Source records
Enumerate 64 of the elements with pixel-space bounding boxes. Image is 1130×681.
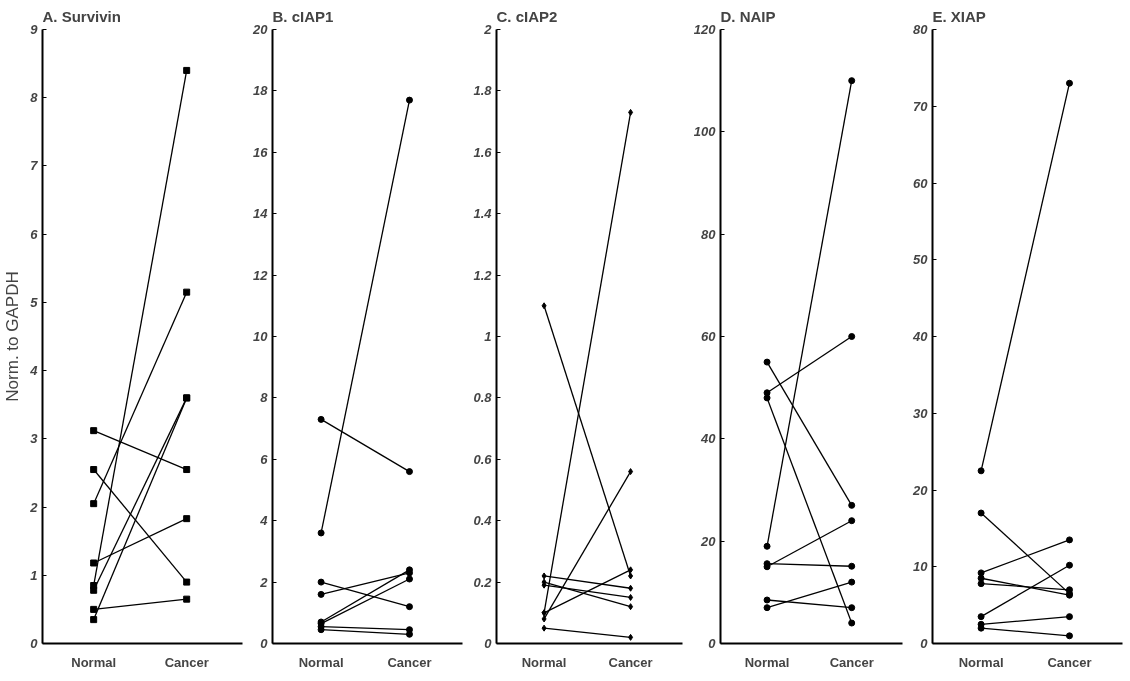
y-tick-label: 0.6 [473, 451, 493, 467]
y-tick-label: 0.4 [473, 513, 493, 529]
y-tick-label: 0.8 [473, 390, 493, 406]
y-tick-label: 4 [259, 513, 269, 529]
y-tick-label: 2 [29, 499, 39, 515]
y-tick-label: 120 [693, 22, 717, 37]
x-tick-label: Normal [958, 654, 1004, 670]
chart-title: E. XIAP [932, 7, 986, 25]
y-tick-label: 60 [913, 175, 929, 191]
chart-title: D. NAIP [720, 7, 776, 25]
y-tick-label: 1 [30, 567, 38, 583]
y-tick-label: 8 [30, 90, 39, 106]
x-tick-label: Cancer [164, 654, 209, 670]
x-tick-label: Cancer [829, 654, 874, 670]
y-tick-label: 14 [253, 206, 269, 222]
y-tick-label: 80 [701, 226, 717, 242]
y-tick-label: 0 [484, 636, 493, 651]
x-tick-label: Normal [744, 654, 790, 670]
y-tick-label: 3 [30, 431, 39, 447]
y-tick-label: 0 [920, 636, 929, 651]
y-tick-label: 1.6 [473, 144, 493, 160]
y-tick-label: 0.2 [473, 574, 493, 590]
x-tick-label: Normal [71, 654, 117, 670]
x-tick-label: Cancer [387, 654, 432, 670]
y-tick-label: 1.8 [473, 83, 493, 99]
y-tick-label: 6 [260, 451, 269, 467]
y-tick-label: 20 [912, 482, 929, 498]
y-tick-label: 80 [913, 22, 929, 37]
y-tick-label: 0 [708, 636, 717, 651]
y-tick-label: 10 [913, 559, 929, 575]
y-tick-label: 40 [700, 431, 717, 447]
y-tick-label: 1 [484, 329, 492, 344]
y-tick-label: 20 [700, 533, 717, 549]
chart-title: C. cIAP2 [496, 7, 558, 25]
y-tick-label: 9 [30, 22, 39, 37]
chart-title: A. Survivin [42, 7, 121, 25]
y-tick-label: 20 [252, 22, 269, 37]
y-tick-label: 60 [701, 329, 717, 344]
x-tick-label: Normal [298, 654, 344, 670]
y-tick-label: 2 [483, 22, 493, 37]
y-tick-label: 50 [913, 252, 929, 268]
y-tick-label: 4 [29, 363, 39, 379]
y-tick-label: 2 [259, 574, 269, 590]
y-tick-label: 0 [30, 636, 39, 651]
x-tick-label: Normal [521, 654, 567, 670]
y-axis-title: Norm. to GAPDH [3, 271, 23, 402]
y-tick-label: 30 [913, 405, 929, 421]
y-tick-label: 0 [260, 636, 269, 651]
y-tick-label: 7 [30, 158, 39, 174]
y-tick-label: 70 [913, 98, 929, 114]
chart-title: B. cIAP1 [272, 7, 334, 25]
y-tick-label: 100 [693, 124, 717, 140]
x-tick-label: Cancer [608, 654, 653, 670]
y-tick-label: 5 [30, 294, 39, 310]
y-tick-label: 16 [253, 144, 269, 160]
y-tick-label: 10 [253, 329, 269, 344]
y-tick-label: 12 [253, 267, 269, 283]
y-tick-label: 1.2 [473, 267, 493, 283]
x-tick-label: Cancer [1047, 654, 1092, 670]
y-tick-label: 1.4 [473, 206, 493, 222]
y-tick-label: 8 [260, 390, 269, 406]
y-tick-label: 18 [253, 83, 269, 99]
y-tick-label: 6 [30, 226, 39, 242]
y-tick-label: 40 [912, 329, 929, 344]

AIM
Copy out the lines of the listing word for word, from the line containing "y-tick-label: 0.6 [473, 451, 493, 467]" through the line containing "y-tick-label: 14 [253, 206, 269, 222]", including both.

SOLUTION BELOW
y-tick-label: 0.6 [473, 451, 493, 467]
y-tick-label: 0.4 [473, 513, 493, 529]
y-tick-label: 0.8 [473, 390, 493, 406]
y-tick-label: 4 [259, 513, 269, 529]
y-tick-label: 2 [29, 499, 39, 515]
y-tick-label: 120 [693, 22, 717, 37]
x-tick-label: Normal [958, 654, 1004, 670]
chart-title: E. XIAP [932, 7, 986, 25]
y-tick-label: 60 [913, 175, 929, 191]
chart-title: D. NAIP [720, 7, 776, 25]
y-tick-label: 1 [30, 567, 38, 583]
y-tick-label: 8 [30, 90, 39, 106]
x-tick-label: Cancer [164, 654, 209, 670]
x-tick-label: Cancer [829, 654, 874, 670]
y-tick-label: 14 [253, 206, 269, 222]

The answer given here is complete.